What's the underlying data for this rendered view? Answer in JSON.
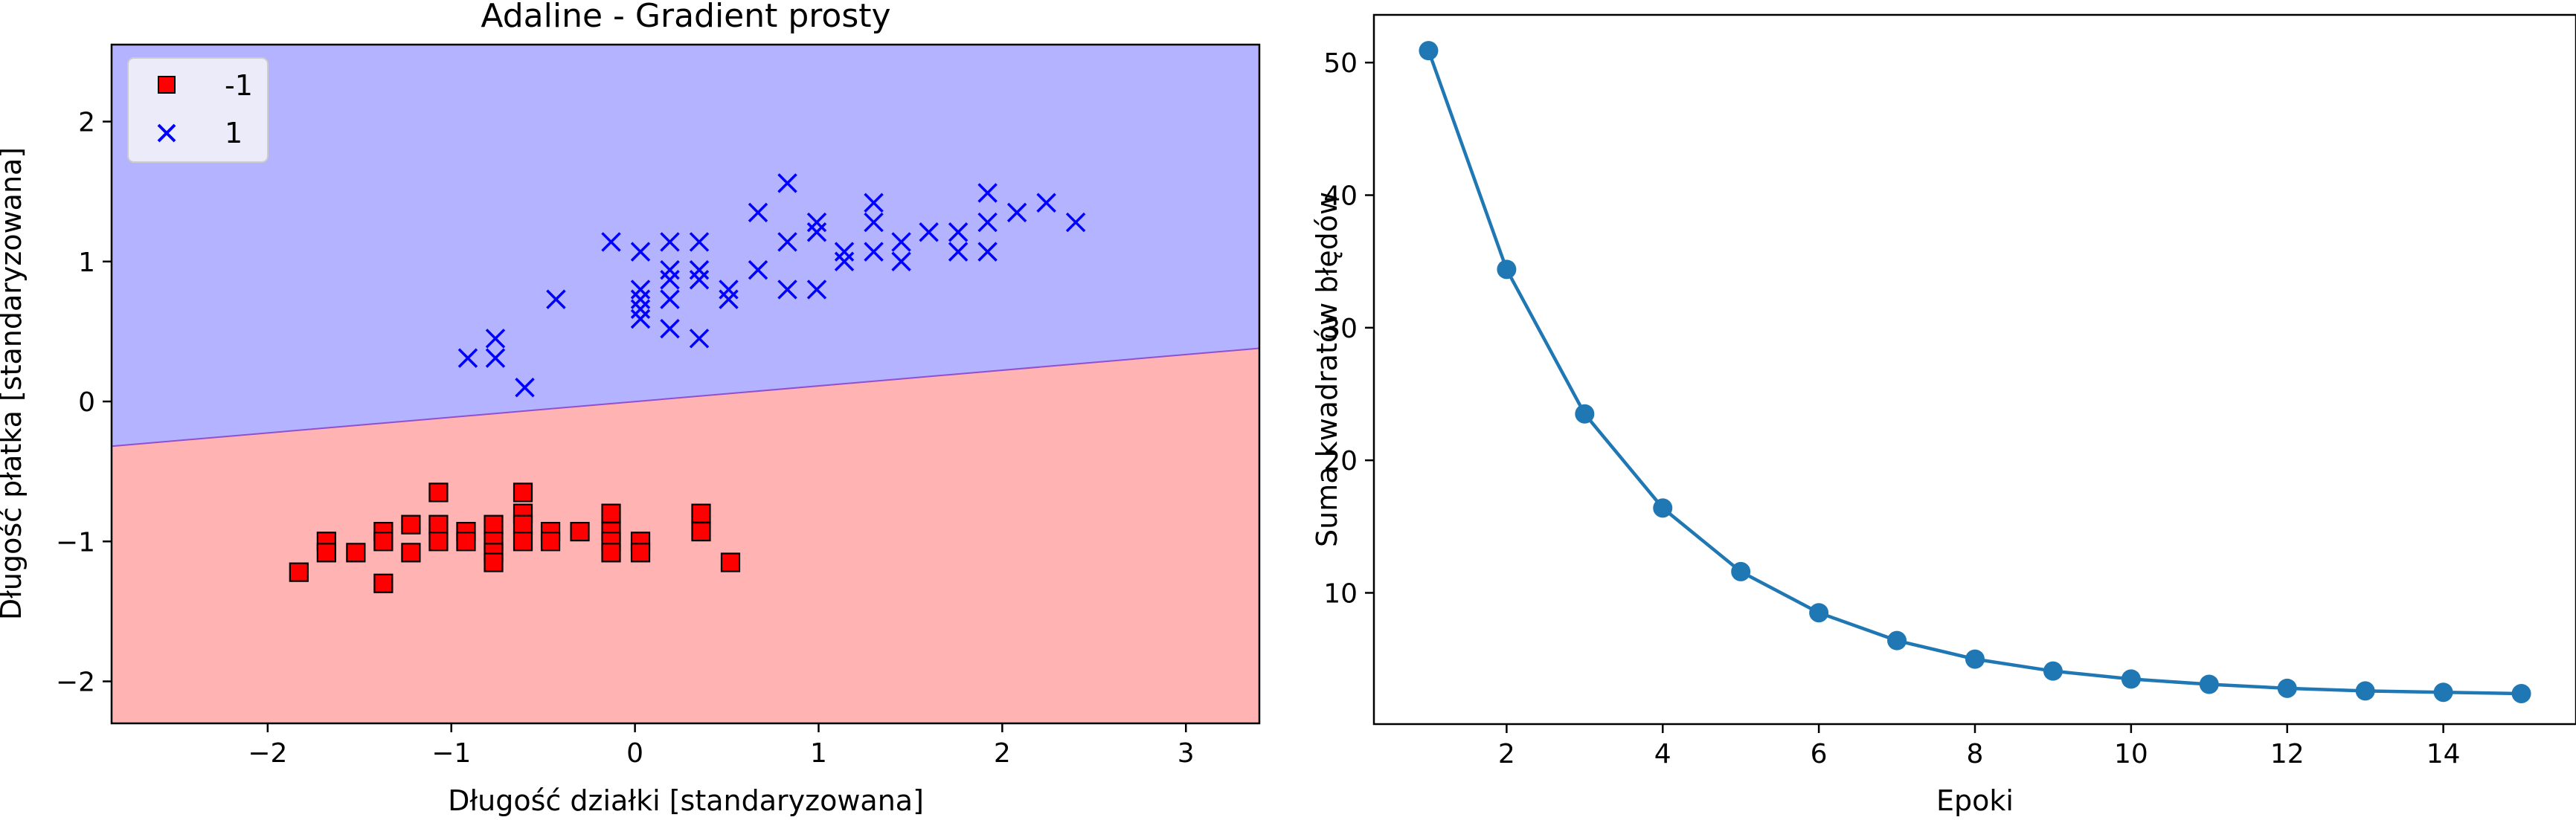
{
  "colors": {
    "region_neg": "#ffb3b3",
    "region_pos": "#b3b3ff",
    "boundary": "#9050d0",
    "class_neg": "#ff0000",
    "class_pos": "#0000ff",
    "line": "#1f77b4"
  },
  "chart_data": [
    {
      "type": "scatter",
      "title": "Adaline - Gradient prosty",
      "xlabel": "Długość działki [standaryzowana]",
      "ylabel": "Długość płatka [standaryzowana]",
      "xlim": [
        -2.85,
        3.4
      ],
      "ylim": [
        -2.3,
        2.55
      ],
      "xticks": [
        -2,
        -1,
        0,
        1,
        2,
        3
      ],
      "xtick_labels": [
        "−2",
        "−1",
        "0",
        "1",
        "2",
        "3"
      ],
      "yticks": [
        -2,
        -1,
        0,
        1,
        2
      ],
      "ytick_labels": [
        "−2",
        "−1",
        "0",
        "1",
        "2"
      ],
      "grid": false,
      "legend_position": "top-left",
      "decision_boundary": [
        [
          -2.85,
          -0.32
        ],
        [
          3.4,
          0.38
        ]
      ],
      "regions": [
        {
          "label": "-1",
          "side": "below"
        },
        {
          "label": "1",
          "side": "above"
        }
      ],
      "series": [
        {
          "name": "-1",
          "marker": "square",
          "points": [
            [
              -1.83,
              -1.22
            ],
            [
              -1.68,
              -1.0
            ],
            [
              -1.68,
              -1.08
            ],
            [
              -1.52,
              -1.08
            ],
            [
              -1.37,
              -0.93
            ],
            [
              -1.37,
              -1.0
            ],
            [
              -1.37,
              -1.3
            ],
            [
              -1.22,
              -0.88
            ],
            [
              -1.22,
              -1.08
            ],
            [
              -1.07,
              -0.65
            ],
            [
              -1.07,
              -0.88
            ],
            [
              -1.07,
              -1.0
            ],
            [
              -0.92,
              -0.93
            ],
            [
              -0.92,
              -1.0
            ],
            [
              -0.77,
              -0.88
            ],
            [
              -0.77,
              -1.0
            ],
            [
              -0.77,
              -1.08
            ],
            [
              -0.77,
              -1.15
            ],
            [
              -0.61,
              -0.65
            ],
            [
              -0.61,
              -0.8
            ],
            [
              -0.61,
              -0.88
            ],
            [
              -0.61,
              -1.0
            ],
            [
              -0.46,
              -0.93
            ],
            [
              -0.46,
              -1.0
            ],
            [
              -0.3,
              -0.93
            ],
            [
              -0.13,
              -0.8
            ],
            [
              -0.13,
              -0.93
            ],
            [
              -0.13,
              -1.0
            ],
            [
              -0.13,
              -1.08
            ],
            [
              0.03,
              -1.0
            ],
            [
              0.03,
              -1.08
            ],
            [
              0.36,
              -0.8
            ],
            [
              0.36,
              -0.93
            ],
            [
              0.52,
              -1.15
            ]
          ]
        },
        {
          "name": "1",
          "marker": "x",
          "points": [
            [
              -0.91,
              0.31
            ],
            [
              -0.76,
              0.45
            ],
            [
              -0.76,
              0.31
            ],
            [
              -0.6,
              0.1
            ],
            [
              -0.43,
              0.73
            ],
            [
              -0.13,
              1.14
            ],
            [
              0.03,
              1.07
            ],
            [
              0.03,
              0.8
            ],
            [
              0.03,
              0.73
            ],
            [
              0.03,
              0.66
            ],
            [
              0.03,
              0.59
            ],
            [
              0.19,
              1.14
            ],
            [
              0.19,
              0.94
            ],
            [
              0.19,
              0.87
            ],
            [
              0.19,
              0.73
            ],
            [
              0.19,
              0.52
            ],
            [
              0.35,
              1.14
            ],
            [
              0.35,
              0.94
            ],
            [
              0.35,
              0.87
            ],
            [
              0.35,
              0.45
            ],
            [
              0.51,
              0.8
            ],
            [
              0.51,
              0.73
            ],
            [
              0.67,
              1.35
            ],
            [
              0.67,
              0.94
            ],
            [
              0.83,
              1.56
            ],
            [
              0.83,
              1.14
            ],
            [
              0.83,
              0.8
            ],
            [
              0.99,
              1.28
            ],
            [
              0.99,
              1.21
            ],
            [
              0.99,
              0.8
            ],
            [
              1.14,
              1.07
            ],
            [
              1.14,
              1.0
            ],
            [
              1.3,
              1.42
            ],
            [
              1.3,
              1.28
            ],
            [
              1.3,
              1.07
            ],
            [
              1.45,
              1.14
            ],
            [
              1.45,
              1.0
            ],
            [
              1.6,
              1.21
            ],
            [
              1.76,
              1.21
            ],
            [
              1.76,
              1.07
            ],
            [
              1.92,
              1.49
            ],
            [
              1.92,
              1.28
            ],
            [
              1.92,
              1.07
            ],
            [
              2.08,
              1.35
            ],
            [
              2.24,
              1.42
            ],
            [
              2.4,
              1.28
            ]
          ]
        }
      ]
    },
    {
      "type": "line",
      "title": "",
      "xlabel": "Epoki",
      "ylabel": "Suma kwadratów błędów",
      "xlim": [
        0.3,
        15.7
      ],
      "ylim": [
        0.1,
        53.6
      ],
      "xticks": [
        2,
        4,
        6,
        8,
        10,
        12,
        14
      ],
      "yticks": [
        10,
        20,
        30,
        40,
        50
      ],
      "grid": false,
      "x": [
        1,
        2,
        3,
        4,
        5,
        6,
        7,
        8,
        9,
        10,
        11,
        12,
        13,
        14,
        15
      ],
      "values": [
        50.9,
        34.4,
        23.5,
        16.4,
        11.6,
        8.5,
        6.4,
        5.0,
        4.1,
        3.5,
        3.1,
        2.8,
        2.6,
        2.5,
        2.4
      ]
    }
  ]
}
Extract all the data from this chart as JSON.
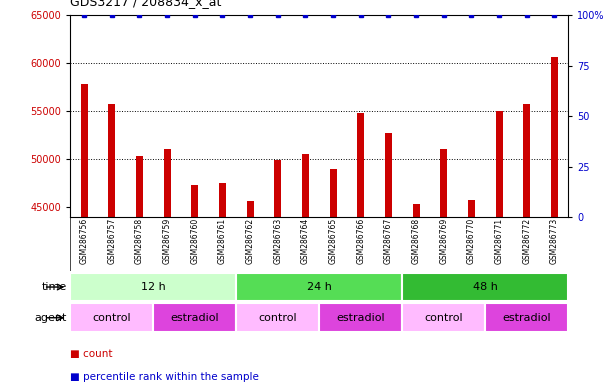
{
  "title": "GDS3217 / 208834_x_at",
  "samples": [
    "GSM286756",
    "GSM286757",
    "GSM286758",
    "GSM286759",
    "GSM286760",
    "GSM286761",
    "GSM286762",
    "GSM286763",
    "GSM286764",
    "GSM286765",
    "GSM286766",
    "GSM286767",
    "GSM286768",
    "GSM286769",
    "GSM286770",
    "GSM286771",
    "GSM286772",
    "GSM286773"
  ],
  "counts": [
    57800,
    55800,
    50300,
    51100,
    47300,
    47500,
    45700,
    49900,
    50600,
    49000,
    54800,
    52700,
    45300,
    51100,
    45800,
    55000,
    55800,
    60700
  ],
  "percentile_ranks": [
    100,
    100,
    100,
    100,
    100,
    100,
    100,
    100,
    100,
    100,
    100,
    100,
    100,
    100,
    100,
    100,
    100,
    100
  ],
  "bar_color": "#cc0000",
  "dot_color": "#0000cc",
  "ylim_left": [
    44000,
    65000
  ],
  "yticks_left": [
    45000,
    50000,
    55000,
    60000,
    65000
  ],
  "ylim_right": [
    0,
    100
  ],
  "yticks_right": [
    0,
    25,
    50,
    75,
    100
  ],
  "ytick_right_labels": [
    "0",
    "25",
    "50",
    "75",
    "100%"
  ],
  "time_groups": [
    {
      "label": "12 h",
      "start": 0,
      "end": 6,
      "color": "#ccffcc"
    },
    {
      "label": "24 h",
      "start": 6,
      "end": 12,
      "color": "#55dd55"
    },
    {
      "label": "48 h",
      "start": 12,
      "end": 18,
      "color": "#33bb33"
    }
  ],
  "agent_groups": [
    {
      "label": "control",
      "start": 0,
      "end": 3,
      "color": "#ffbbff"
    },
    {
      "label": "estradiol",
      "start": 3,
      "end": 6,
      "color": "#dd44dd"
    },
    {
      "label": "control",
      "start": 6,
      "end": 9,
      "color": "#ffbbff"
    },
    {
      "label": "estradiol",
      "start": 9,
      "end": 12,
      "color": "#dd44dd"
    },
    {
      "label": "control",
      "start": 12,
      "end": 15,
      "color": "#ffbbff"
    },
    {
      "label": "estradiol",
      "start": 15,
      "end": 18,
      "color": "#dd44dd"
    }
  ],
  "legend_count_color": "#cc0000",
  "legend_percentile_color": "#0000cc",
  "grid_color": "black",
  "background_color": "white",
  "tick_area_bg": "#d8d8d8"
}
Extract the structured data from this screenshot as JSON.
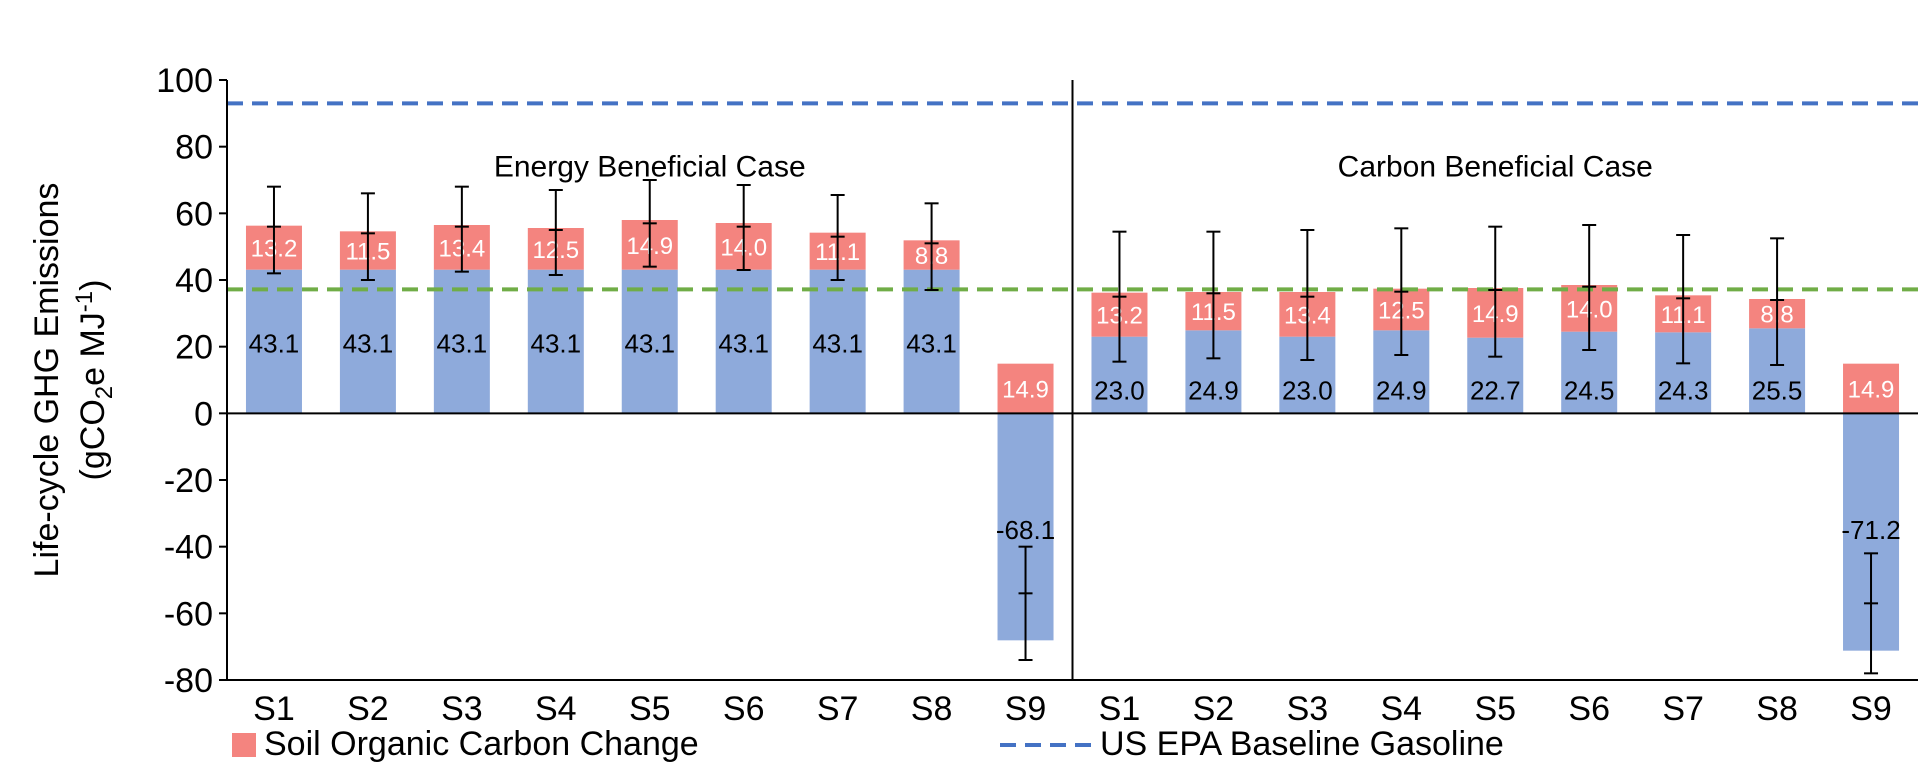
{
  "chart_data": {
    "type": "bar",
    "stacked": true,
    "categories": [
      "S1",
      "S2",
      "S3",
      "S4",
      "S5",
      "S6",
      "S7",
      "S8",
      "S9",
      "S1",
      "S2",
      "S3",
      "S4",
      "S5",
      "S6",
      "S7",
      "S8",
      "S9"
    ],
    "groups": [
      {
        "label": "Energy Beneficial Case",
        "range": [
          0,
          8
        ]
      },
      {
        "label": "Carbon Beneficial Case",
        "range": [
          9,
          17
        ]
      }
    ],
    "series": [
      {
        "key": "base",
        "color": "#8eaadb",
        "values": [
          43.1,
          43.1,
          43.1,
          43.1,
          43.1,
          43.1,
          43.1,
          43.1,
          -68.1,
          23.0,
          24.9,
          23.0,
          24.9,
          22.7,
          24.5,
          24.3,
          25.5,
          -71.2
        ],
        "labels": [
          "43.1",
          "43.1",
          "43.1",
          "43.1",
          "43.1",
          "43.1",
          "43.1",
          "43.1",
          "-68.1",
          "23.0",
          "24.9",
          "23.0",
          "24.9",
          "22.7",
          "24.5",
          "24.3",
          "25.5",
          "-71.2"
        ]
      },
      {
        "key": "soc",
        "name": "Soil Organic Carbon Change",
        "color": "#f4847f",
        "values": [
          13.2,
          11.5,
          13.4,
          12.5,
          14.9,
          14.0,
          11.1,
          8.8,
          14.9,
          13.2,
          11.5,
          13.4,
          12.5,
          14.9,
          14.0,
          11.1,
          8.8,
          14.9
        ],
        "labels": [
          "13.2",
          "11.5",
          "13.4",
          "12.5",
          "14.9",
          "14.0",
          "11.1",
          "8.8",
          "14.9",
          "13.2",
          "11.5",
          "13.4",
          "12.5",
          "14.9",
          "14.0",
          "11.1",
          "8.8",
          "14.9"
        ]
      }
    ],
    "error_bars": [
      {
        "center": 56,
        "low": 42,
        "high": 68
      },
      {
        "center": 54,
        "low": 40,
        "high": 66
      },
      {
        "center": 56,
        "low": 42.5,
        "high": 68
      },
      {
        "center": 55,
        "low": 41.5,
        "high": 67
      },
      {
        "center": 57,
        "low": 44,
        "high": 70
      },
      {
        "center": 56,
        "low": 43,
        "high": 68.5
      },
      {
        "center": 53,
        "low": 40,
        "high": 65.5
      },
      {
        "center": 51,
        "low": 37,
        "high": 63
      },
      {
        "center": -54,
        "low": -74,
        "high": -40
      },
      {
        "center": 35,
        "low": 15.5,
        "high": 54.5
      },
      {
        "center": 36,
        "low": 16.5,
        "high": 54.5
      },
      {
        "center": 35,
        "low": 16,
        "high": 55
      },
      {
        "center": 36.5,
        "low": 17.5,
        "high": 55.5
      },
      {
        "center": 37,
        "low": 17,
        "high": 56
      },
      {
        "center": 38,
        "low": 19,
        "high": 56.5
      },
      {
        "center": 34.5,
        "low": 15,
        "high": 53.5
      },
      {
        "center": 34,
        "low": 14.5,
        "high": 52.5
      },
      {
        "center": -57,
        "low": -78,
        "high": -42
      }
    ],
    "reference_lines": [
      {
        "name": "US EPA Baseline Gasoline",
        "value": 93,
        "color": "#4472c4",
        "style": "dashed"
      },
      {
        "value": 37.2,
        "color": "#70ad47",
        "style": "dashed"
      }
    ],
    "ylabel_line1": "Life-cycle GHG Emissions",
    "ylabel_line2_parts": [
      "(gCO",
      "2",
      "e MJ",
      "-1",
      ")"
    ],
    "ylim": [
      -80,
      100
    ],
    "yticks": [
      -80,
      -60,
      -40,
      -20,
      0,
      20,
      40,
      60,
      80,
      100
    ],
    "ytick_labels": [
      "-80",
      "-60",
      "-40",
      "-20",
      "0",
      "20",
      "40",
      "60",
      "80",
      "100"
    ],
    "grid": false,
    "legend_position": "bottom",
    "legend": [
      {
        "label": "Soil Organic Carbon Change",
        "color": "#f4847f",
        "kind": "box"
      },
      {
        "label": "US EPA Baseline Gasoline",
        "color": "#4472c4",
        "kind": "dash"
      }
    ]
  }
}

-- -- --

#### [Short task]
Return all the lines that contain the string "Carbon".

#### [Problem solution]
        "label": "Carbon Beneficial Case",
        "name": "Soil Organic Carbon Change",
        "label": "Soil Organic Carbon Change",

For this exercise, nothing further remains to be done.